**What is being asked**
Please rewrite the stretch of the records from the line containing "inline-code: !setrange <box>767" through the line containing "code-line: !setcode <code>" as a JSON list of strings, with one string for each line and blank lines left out.

**Data provided**

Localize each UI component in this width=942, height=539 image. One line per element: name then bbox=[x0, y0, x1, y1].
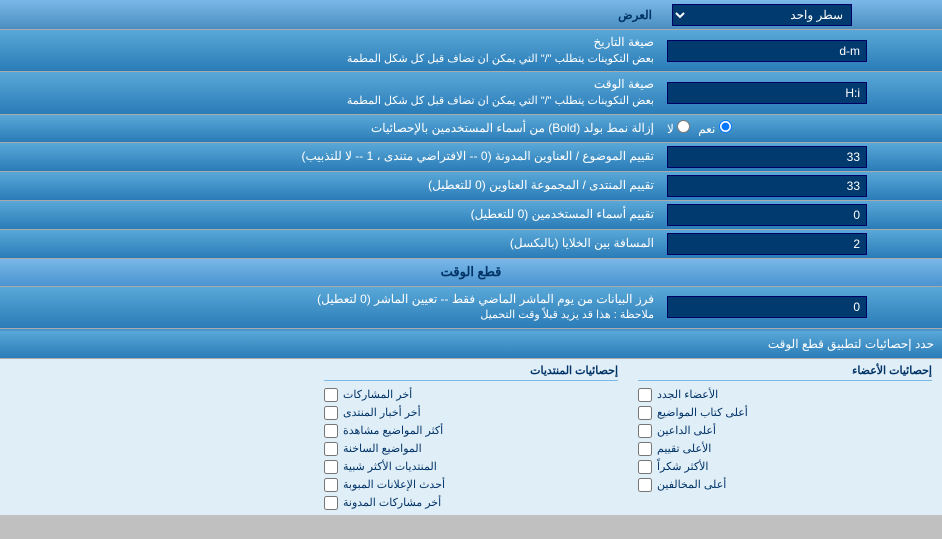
bold-remove-label: إزالة نمط بولد (Bold) من أسماء المستخدمي… bbox=[0, 116, 662, 141]
users-order-input-cell bbox=[662, 201, 942, 229]
bold-remove-radio-cell: نعم لا bbox=[662, 117, 942, 139]
new-members-label: الأعضاء الجدد bbox=[657, 388, 718, 401]
blog-posts-label: أخر مشاركات المدونة bbox=[343, 496, 441, 509]
bold-radio-group: نعم لا bbox=[667, 120, 732, 136]
stats-header-row: حدد إحصائيات لتطبيق قطع الوقت bbox=[0, 331, 942, 359]
radio-no-label: لا bbox=[667, 120, 690, 136]
last-posts-item: أخر المشاركات bbox=[324, 388, 618, 402]
hot-topics-checkbox[interactable] bbox=[324, 442, 338, 456]
checkbox-columns: إحصائيات الأعضاء الأعضاء الجدد أعلى كتاب… bbox=[0, 359, 942, 515]
most-thanked-item: الأكثر شكراً bbox=[638, 460, 932, 474]
users-order-label: تقييم أسماء المستخدمين (0 للتعطيل) bbox=[0, 202, 662, 227]
users-order-row: تقييم أسماء المستخدمين (0 للتعطيل) bbox=[0, 201, 942, 230]
single-line-cell: سطر واحد bbox=[662, 1, 942, 29]
radio-yes[interactable] bbox=[719, 120, 732, 133]
similar-forums-item: المنتديات الأكثر شبية bbox=[324, 460, 618, 474]
most-thanked-label: الأكثر شكراً bbox=[657, 460, 708, 473]
cutoff-input[interactable] bbox=[667, 296, 867, 318]
spacing-row: المسافة بين الخلايا (بالبكسل) bbox=[0, 230, 942, 259]
spacing-input-cell bbox=[662, 230, 942, 258]
users-order-input[interactable] bbox=[667, 204, 867, 226]
time-format-input[interactable] bbox=[667, 82, 867, 104]
cutoff-row: فرز البيانات من يوم الماشر الماضي فقط --… bbox=[0, 287, 942, 329]
top-inviters-label: أعلى الداعين bbox=[657, 424, 716, 437]
radio-yes-label: نعم bbox=[698, 120, 731, 136]
time-format-label: صيغة الوقت بعض التكوينات يتطلب "/" التي … bbox=[0, 72, 662, 113]
most-viewed-checkbox[interactable] bbox=[324, 424, 338, 438]
topics-order-row: تقييم الموضوع / العناوين المدونة (0 -- ا… bbox=[0, 143, 942, 172]
display-select[interactable]: سطر واحد bbox=[672, 4, 852, 26]
forum-order-input[interactable] bbox=[667, 175, 867, 197]
topics-order-input-cell bbox=[662, 143, 942, 171]
forum-news-checkbox[interactable] bbox=[324, 406, 338, 420]
latest-classifieds-item: أحدث الإعلانات المبوبة bbox=[324, 478, 618, 492]
top-inviters-item: أعلى الداعين bbox=[638, 424, 932, 438]
header-row: العرض سطر واحد bbox=[0, 0, 942, 30]
most-viewed-item: أكثر المواضيع مشاهدة bbox=[324, 424, 618, 438]
forum-order-input-cell bbox=[662, 172, 942, 200]
forum-news-item: أخر أخبار المنتدى bbox=[324, 406, 618, 420]
most-viewed-label: أكثر المواضيع مشاهدة bbox=[343, 424, 443, 437]
forum-news-label: أخر أخبار المنتدى bbox=[343, 406, 421, 419]
display-label: العرض bbox=[0, 4, 662, 26]
date-format-input[interactable] bbox=[667, 40, 867, 62]
forums-stats-col: إحصائيات المنتديات أخر المشاركات أخر أخب… bbox=[314, 364, 628, 510]
hot-topics-item: المواضيع الساخنة bbox=[324, 442, 618, 456]
top-topic-writers-checkbox[interactable] bbox=[638, 406, 652, 420]
most-thanked-checkbox[interactable] bbox=[638, 460, 652, 474]
last-posts-label: أخر المشاركات bbox=[343, 388, 412, 401]
top-inviters-checkbox[interactable] bbox=[638, 424, 652, 438]
forums-col-header: إحصائيات المنتديات bbox=[324, 364, 618, 381]
members-col-header: إحصائيات الأعضاء bbox=[638, 364, 932, 381]
top-violators-label: أعلى المخالفين bbox=[657, 478, 726, 491]
top-topic-writers-label: أعلى كتاب المواضيع bbox=[657, 406, 748, 419]
last-posts-checkbox[interactable] bbox=[324, 388, 338, 402]
new-members-item: الأعضاء الجدد bbox=[638, 388, 932, 402]
forum-order-label: تقييم المنتدى / المجموعة العناوين (0 للت… bbox=[0, 173, 662, 198]
cutoff-label: فرز البيانات من يوم الماشر الماضي فقط --… bbox=[0, 287, 662, 328]
cutoff-input-cell bbox=[662, 293, 942, 321]
radio-no[interactable] bbox=[677, 120, 690, 133]
empty-col bbox=[0, 364, 314, 510]
spacing-input[interactable] bbox=[667, 233, 867, 255]
topics-order-label: تقييم الموضوع / العناوين المدونة (0 -- ا… bbox=[0, 144, 662, 169]
cutoff-title: قطع الوقت bbox=[431, 259, 512, 285]
hot-topics-label: المواضيع الساخنة bbox=[343, 442, 422, 455]
highest-rated-item: الأعلى تقييم bbox=[638, 442, 932, 456]
highest-rated-checkbox[interactable] bbox=[638, 442, 652, 456]
blog-posts-item: أخر مشاركات المدونة bbox=[324, 496, 618, 510]
top-topic-writers-item: أعلى كتاب المواضيع bbox=[638, 406, 932, 420]
forum-order-row: تقييم المنتدى / المجموعة العناوين (0 للت… bbox=[0, 172, 942, 201]
cutoff-section-header: قطع الوقت bbox=[0, 259, 942, 287]
top-violators-checkbox[interactable] bbox=[638, 478, 652, 492]
bold-remove-row: إزالة نمط بولد (Bold) من أسماء المستخدمي… bbox=[0, 115, 942, 143]
spacing-label: المسافة بين الخلايا (بالبكسل) bbox=[0, 231, 662, 256]
topics-order-input[interactable] bbox=[667, 146, 867, 168]
time-format-row: صيغة الوقت بعض التكوينات يتطلب "/" التي … bbox=[0, 72, 942, 114]
similar-forums-label: المنتديات الأكثر شبية bbox=[343, 460, 437, 473]
stats-section: حدد إحصائيات لتطبيق قطع الوقت إحصائيات ا… bbox=[0, 329, 942, 515]
time-format-input-cell bbox=[662, 79, 942, 107]
highest-rated-label: الأعلى تقييم bbox=[657, 442, 711, 455]
stats-apply-label: حدد إحصائيات لتطبيق قطع الوقت bbox=[0, 333, 942, 355]
date-format-row: صيغة التاريخ بعض التكوينات يتطلب "/" الت… bbox=[0, 30, 942, 72]
latest-classifieds-label: أحدث الإعلانات المبوبة bbox=[343, 478, 445, 491]
new-members-checkbox[interactable] bbox=[638, 388, 652, 402]
date-format-label: صيغة التاريخ بعض التكوينات يتطلب "/" الت… bbox=[0, 30, 662, 71]
date-format-input-cell bbox=[662, 37, 942, 65]
top-violators-item: أعلى المخالفين bbox=[638, 478, 932, 492]
blog-posts-checkbox[interactable] bbox=[324, 496, 338, 510]
members-stats-col: إحصائيات الأعضاء الأعضاء الجدد أعلى كتاب… bbox=[628, 364, 942, 510]
latest-classifieds-checkbox[interactable] bbox=[324, 478, 338, 492]
similar-forums-checkbox[interactable] bbox=[324, 460, 338, 474]
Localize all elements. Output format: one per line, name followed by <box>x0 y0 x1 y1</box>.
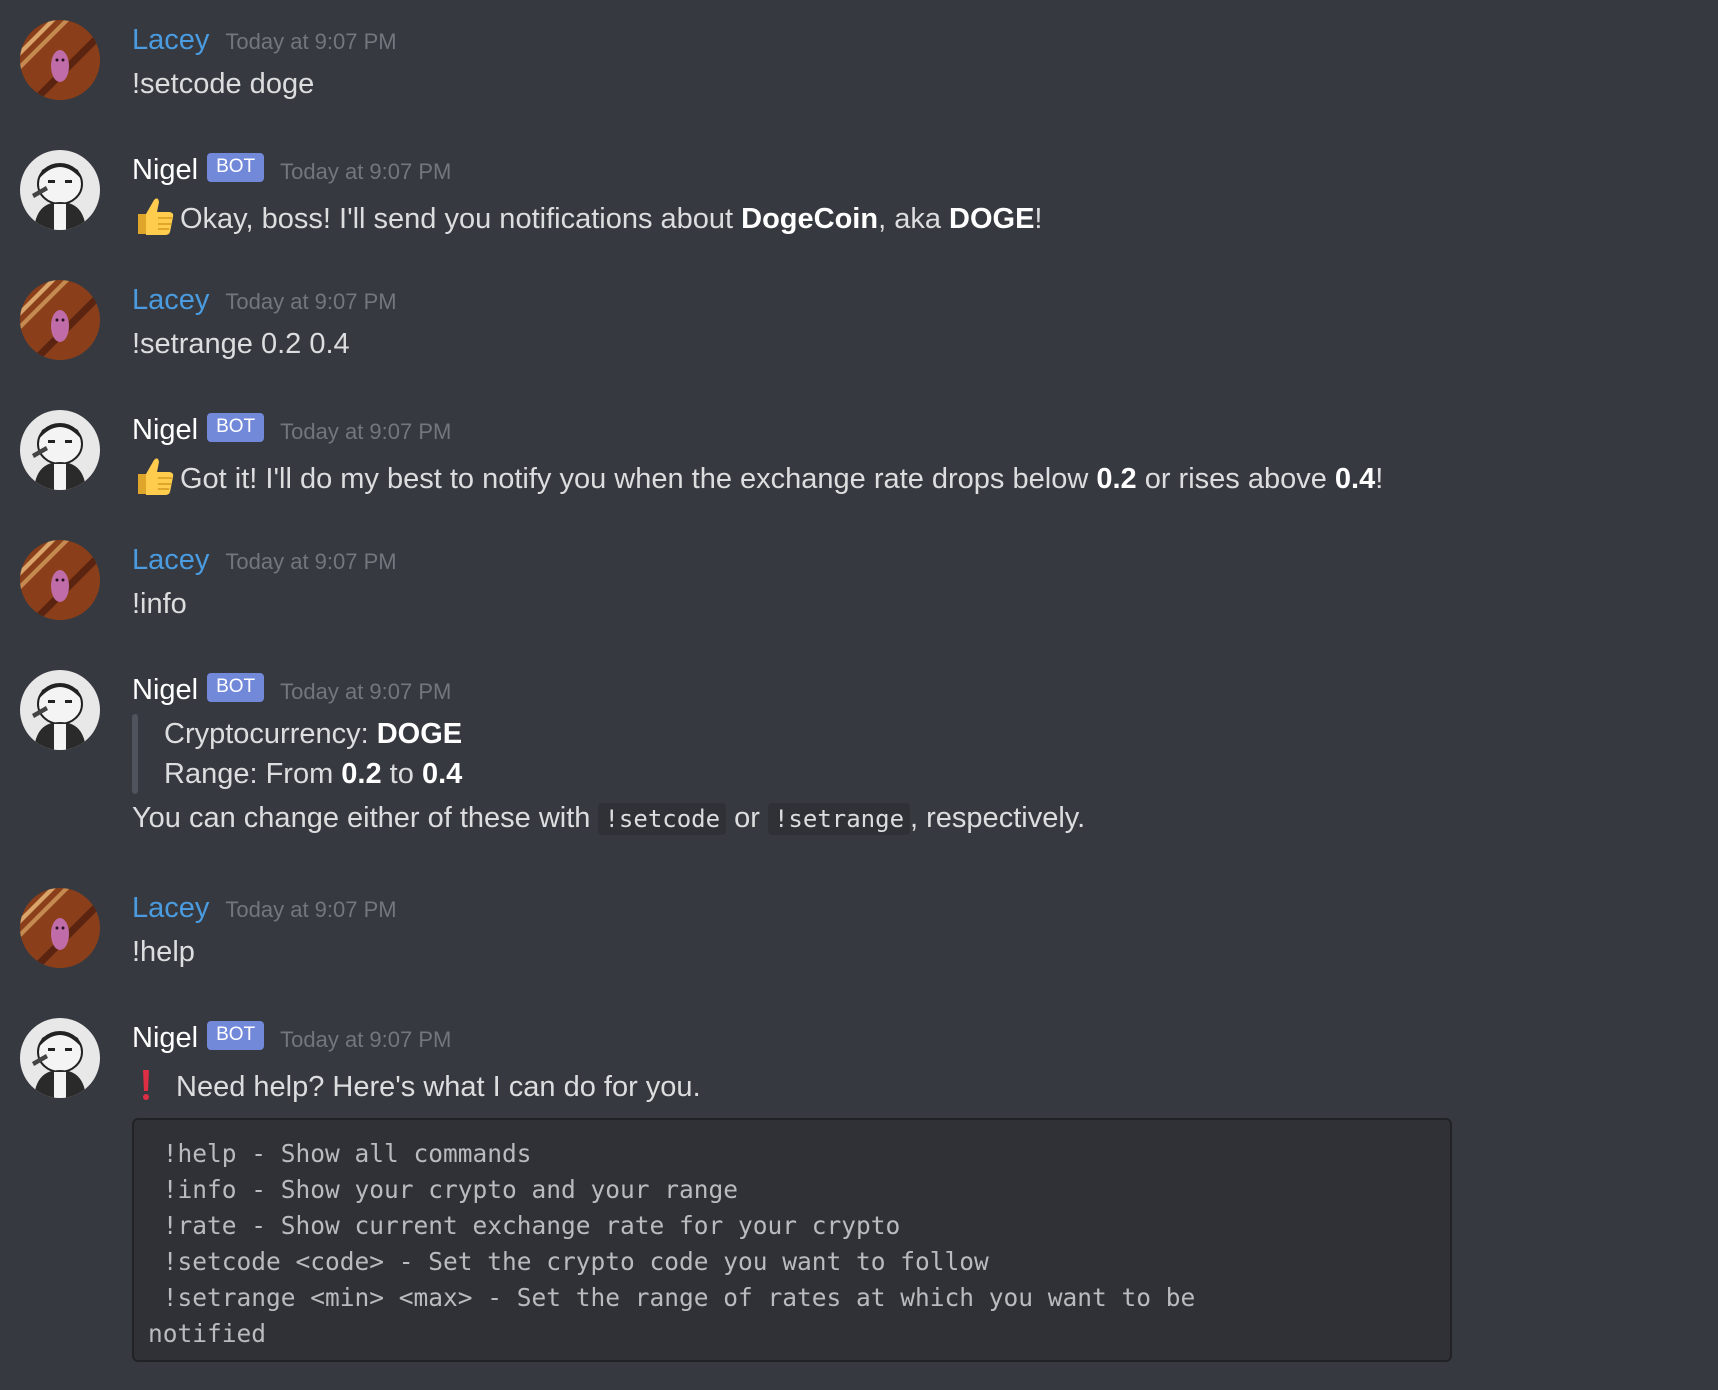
inline-code: !setrange <box>767 803 911 835</box>
message-timestamp: Today at 9:07 PM <box>280 419 452 444</box>
message-timestamp: Today at 9:07 PM <box>280 679 452 704</box>
bot-tag: BOT <box>207 412 265 442</box>
avatar-nigel[interactable] <box>20 410 100 490</box>
footer-line: You can change either of these with !set… <box>132 802 1086 835</box>
message-text: Okay, boss! I'll send you notifications … <box>132 194 1042 239</box>
code-line: !info - Show your crypto and your range <box>148 1175 739 1204</box>
message-text: !info <box>132 588 187 620</box>
bot-tag: BOT <box>207 1020 265 1050</box>
bot-tag: BOT <box>207 672 265 702</box>
message-text: !setrange 0.2 0.4 <box>132 328 350 360</box>
inline-code: !setcode <box>598 803 727 835</box>
thumbs-up-icon <box>132 194 176 238</box>
author-name[interactable]: Lacey <box>132 24 209 57</box>
quote-line-range: Range: From 0.2 to 0.4 <box>164 758 463 790</box>
code-line: !help - Show all commands <box>148 1139 532 1168</box>
author-name[interactable]: Lacey <box>132 892 209 925</box>
avatar-lacey[interactable] <box>20 888 100 968</box>
block-quote: Cryptocurrency: DOGE Range: From 0.2 to … <box>132 714 1085 794</box>
code-block: !help - Show all commands !info - Show y… <box>132 1118 1452 1362</box>
avatar-nigel[interactable] <box>20 150 100 230</box>
code-line: notified <box>148 1319 267 1348</box>
quote-line-crypto: Cryptocurrency: DOGE <box>164 718 463 750</box>
message-timestamp: Today at 9:07 PM <box>225 29 397 54</box>
bot-tag: BOT <box>207 152 265 182</box>
message-timestamp: Today at 9:07 PM <box>225 549 397 574</box>
message-timestamp: Today at 9:07 PM <box>280 1027 452 1052</box>
avatar-lacey[interactable] <box>20 20 100 100</box>
avatar-lacey[interactable] <box>20 540 100 620</box>
code-line: !setcode <code> - Set the crypto code yo… <box>148 1247 989 1276</box>
code-line: !rate - Show current exchange rate for y… <box>148 1211 901 1240</box>
message-timestamp: Today at 9:07 PM <box>280 159 452 184</box>
exclamation-icon <box>132 1062 172 1106</box>
chat-messages: Lacey Today at 9:07 PM !setcode doge Nig… <box>0 0 1718 1390</box>
author-name[interactable]: Nigel <box>132 154 198 187</box>
avatar-lacey[interactable] <box>20 280 100 360</box>
message-text: Cryptocurrency: DOGE Range: From 0.2 to … <box>132 714 1085 839</box>
code-line: !setrange <min> <max> - Set the range of… <box>148 1283 1196 1312</box>
message-timestamp: Today at 9:07 PM <box>225 289 397 314</box>
author-name[interactable]: Nigel <box>132 1022 198 1055</box>
message-text: Need help? Here's what I can do for you. <box>132 1062 701 1107</box>
thumbs-up-icon <box>132 454 176 498</box>
avatar-nigel[interactable] <box>20 670 100 750</box>
message-timestamp: Today at 9:07 PM <box>225 897 397 922</box>
author-name[interactable]: Lacey <box>132 284 209 317</box>
author-name[interactable]: Nigel <box>132 414 198 447</box>
message-text: Got it! I'll do my best to notify you wh… <box>132 454 1383 499</box>
avatar-nigel[interactable] <box>20 1018 100 1098</box>
author-name[interactable]: Nigel <box>132 674 198 707</box>
message-text: !setcode doge <box>132 68 315 100</box>
message-text: !help <box>132 936 195 968</box>
author-name[interactable]: Lacey <box>132 544 209 577</box>
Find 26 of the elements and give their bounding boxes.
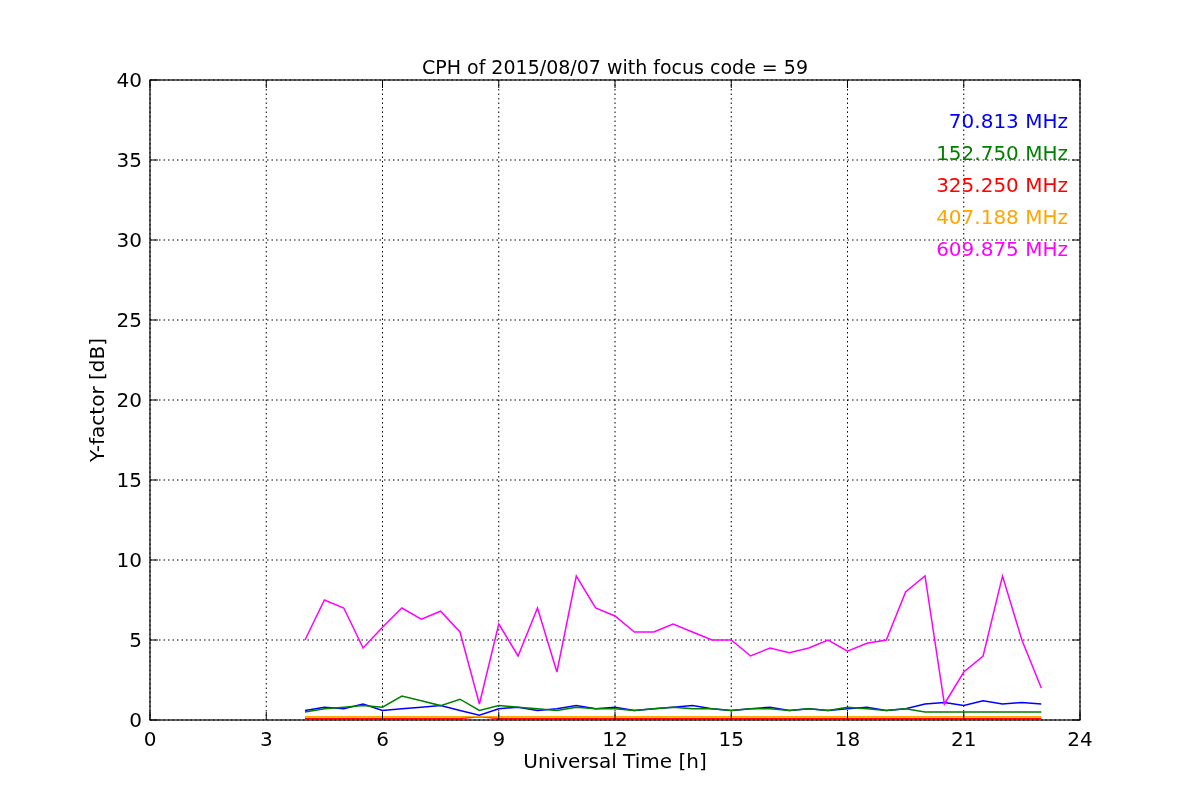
x-tick-label: 15 <box>718 727 744 751</box>
x-tick-label: 0 <box>143 727 157 751</box>
y-tick-label: 10 <box>116 548 142 572</box>
y-tick-label: 5 <box>129 628 142 652</box>
y-tick-label: 35 <box>116 148 142 172</box>
x-tick-label: 21 <box>951 727 977 751</box>
x-tick-label: 18 <box>834 727 861 751</box>
legend-label: 70.813 MHz <box>948 109 1068 133</box>
y-tick-label: 40 <box>116 68 142 92</box>
y-tick-label: 25 <box>116 308 142 332</box>
x-tick-label: 3 <box>259 727 273 751</box>
legend-label: 609.875 MHz <box>936 237 1068 261</box>
y-tick-label: 0 <box>129 708 142 732</box>
x-tick-label: 12 <box>602 727 628 751</box>
x-tick-label: 9 <box>492 727 506 751</box>
x-tick-label: 24 <box>1067 727 1093 751</box>
legend-label: 152.750 MHz <box>936 141 1068 165</box>
x-axis-label: Universal Time [h] <box>523 749 707 773</box>
y-tick-label: 15 <box>116 468 142 492</box>
legend-label: 325.250 MHz <box>936 173 1068 197</box>
y-tick-label: 30 <box>116 228 142 252</box>
x-tick-label: 6 <box>376 727 389 751</box>
y-tick-label: 20 <box>116 388 142 412</box>
legend-label: 407.188 MHz <box>936 205 1068 229</box>
chart-title: CPH of 2015/08/07 with focus code = 59 <box>422 56 808 78</box>
y-axis-label: Y-factor [dB] <box>85 338 109 462</box>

**Answer below**
[
  "inline-code: !setrange <box>767 803 911 835</box>",
  "message-timestamp: Today at 9:07 PM <box>280 419 452 444</box>",
  "message-timestamp: Today at 9:07 PM <box>280 679 452 704</box>",
  "bot-tag: BOT <box>207 412 265 442</box>",
  "avatar-nigel[interactable] <box>20 410 100 490</box>",
  "footer-line: You can change either of these with !set… <box>132 802 1086 835</box>",
  "message-text: Okay, boss! I'll send you notifications … <box>132 194 1042 239</box>",
  "code-line: !info - Show your crypto and your range <box>148 1175 739 1204</box>",
  "message-text: !info <box>132 588 187 620</box>",
  "bot-tag: BOT <box>207 1020 265 1050</box>",
  "bot-tag: BOT <box>207 672 265 702</box>",
  "message-text: !setrange 0.2 0.4 <box>132 328 350 360</box>",
  "inline-code: !setcode <box>598 803 727 835</box>",
  "thumbs-up-icon <box>132 194 176 238</box>",
  "author-name[interactable]: Lacey <box>132 24 209 57</box>",
  "quote-line-range: Range: From 0.2 to 0.4 <box>164 758 463 790</box>",
  "code-line: !help - Show all commands <box>148 1139 532 1168</box>",
  "author-name[interactable]: Lacey <box>132 892 209 925</box>",
  "avatar-lacey[interactable] <box>20 888 100 968</box>",
  "block-quote: Cryptocurrency: DOGE Range: From 0.2 to … <box>132 714 1085 794</box>",
  "code-block: !help - Show all commands !info - Show y… <box>132 1118 1452 1362</box>",
  "avatar-nigel[interactable] <box>20 150 100 230</box>",
  "code-line: notified <box>148 1319 267 1348</box>",
  "quote-line-crypto: Cryptocurrency: DOGE <box>164 718 463 750</box>",
  "message-timestamp: Today at 9:07 PM <box>225 29 397 54</box>",
  "bot-tag: BOT <box>207 152 265 182</box>",
  "message-timestamp: Today at 9:07 PM <box>225 549 397 574</box>",
  "message-timestamp: Today at 9:07 PM <box>280 1027 452 1052</box>",
  "avatar-lacey[interactable] <box>20 20 100 100</box>",
  "avatar-lacey[interactable] <box>20 540 100 620</box>",
  "code-line: !setcode <code> - Set the crypto code yo… <box>148 1247 989 1276</box>"
]